Source data:
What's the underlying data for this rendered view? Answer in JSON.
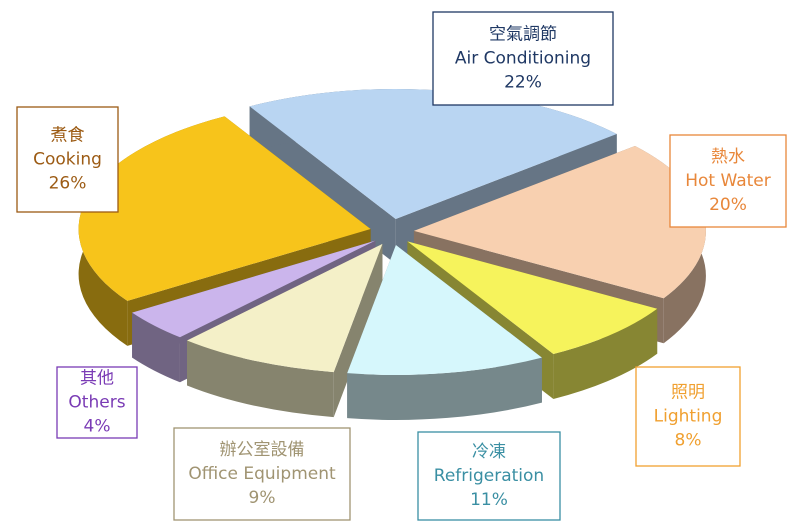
{
  "chart_data": {
    "type": "pie",
    "categories_zh": [
      "空氣調節",
      "熱水",
      "照明",
      "冷凍",
      "辦公室設備",
      "其他",
      "煮食"
    ],
    "categories": [
      "Air Conditioning",
      "Hot Water",
      "Lighting",
      "Refrigeration",
      "Office Equipment",
      "Others",
      "Cooking"
    ],
    "values": [
      22,
      20,
      8,
      11,
      9,
      4,
      26
    ],
    "value_labels": [
      "22%",
      "20%",
      "8%",
      "11%",
      "9%",
      "4%",
      "26%"
    ],
    "colors": [
      "#b9d5f2",
      "#f8d0b0",
      "#f6f35c",
      "#d6f7fc",
      "#f4f0c8",
      "#cbb5ec",
      "#f7c41b"
    ],
    "label_colors": [
      "#1f3864",
      "#e8873a",
      "#f0a030",
      "#3a8fa3",
      "#a09472",
      "#7a3bb5",
      "#9c5b14"
    ]
  }
}
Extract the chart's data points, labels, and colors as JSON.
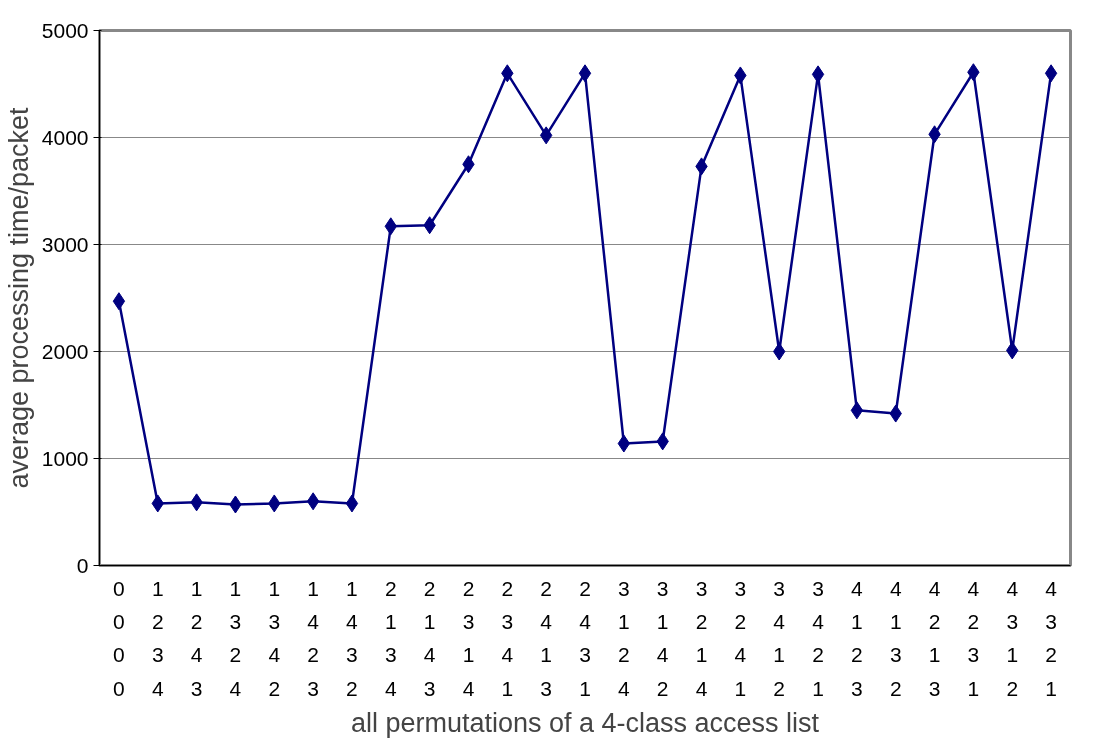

Instructions for the task: Pull out all lines of the data with the string "JSON".

Solved exercise:
What's the underlying data for this rendered view? Answer in JSON.
Extract the chart's data points, labels, and colors as JSON.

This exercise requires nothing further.